- [Exercise]:
Below is some material; transcribe all of it exactly.
── Data records
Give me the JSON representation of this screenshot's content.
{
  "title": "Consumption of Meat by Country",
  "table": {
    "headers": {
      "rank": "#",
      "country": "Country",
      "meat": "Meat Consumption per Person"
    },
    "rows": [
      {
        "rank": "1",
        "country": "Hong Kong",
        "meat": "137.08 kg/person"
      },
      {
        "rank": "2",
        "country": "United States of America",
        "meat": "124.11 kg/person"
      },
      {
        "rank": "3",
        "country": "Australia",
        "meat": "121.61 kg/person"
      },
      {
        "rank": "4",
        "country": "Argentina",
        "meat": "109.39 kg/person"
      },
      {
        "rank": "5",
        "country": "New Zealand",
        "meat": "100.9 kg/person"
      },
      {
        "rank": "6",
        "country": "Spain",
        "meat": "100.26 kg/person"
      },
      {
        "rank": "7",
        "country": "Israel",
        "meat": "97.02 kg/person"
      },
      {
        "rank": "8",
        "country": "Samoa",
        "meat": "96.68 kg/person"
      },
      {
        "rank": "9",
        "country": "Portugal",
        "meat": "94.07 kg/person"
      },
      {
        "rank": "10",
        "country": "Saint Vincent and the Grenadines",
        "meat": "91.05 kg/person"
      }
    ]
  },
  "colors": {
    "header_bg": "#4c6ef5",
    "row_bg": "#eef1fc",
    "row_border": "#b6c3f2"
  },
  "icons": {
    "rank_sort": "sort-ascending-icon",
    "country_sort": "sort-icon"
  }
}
────
- [Completed exercise]:
Give me the JSON representation of this screenshot's content.
{
  "title": "Consumption of Meat by Country",
  "table": {
    "headers": {
      "rank": "#",
      "country": "Country",
      "meat": "Meat Consumption per Person"
    },
    "rows": [
      {
        "rank": "1",
        "country": "Hong Kong",
        "meat": "137.08 kg/person"
      },
      {
        "rank": "2",
        "country": "United States of America",
        "meat": "124.11 kg/person"
      },
      {
        "rank": "3",
        "country": "Australia",
        "meat": "121.61 kg/person"
      },
      {
        "rank": "4",
        "country": "Argentina",
        "meat": "109.39 kg/person"
      },
      {
        "rank": "5",
        "country": "New Zealand",
        "meat": "100.9 kg/person"
      },
      {
        "rank": "6",
        "country": "Spain",
        "meat": "100.26 kg/person"
      },
      {
        "rank": "7",
        "country": "Israel",
        "meat": "97.02 kg/person"
      },
      {
        "rank": "8",
        "country": "Samoa",
        "meat": "96.68 kg/person"
      },
      {
        "rank": "9",
        "country": "Portugal",
        "meat": "94.07 kg/person"
      },
      {
        "rank": "10",
        "country": "Saint Vincent and the Grenadines",
        "meat": "91.05 kg/person"
      }
    ]
  },
  "colors": {
    "header_bg": "#4c6ef5",
    "row_bg": "#eef1fc",
    "row_border": "#b6c3f2"
  },
  "icons": {
    "rank_sort": "sort-ascending-icon",
    "country_sort": "sort-icon"
  }
}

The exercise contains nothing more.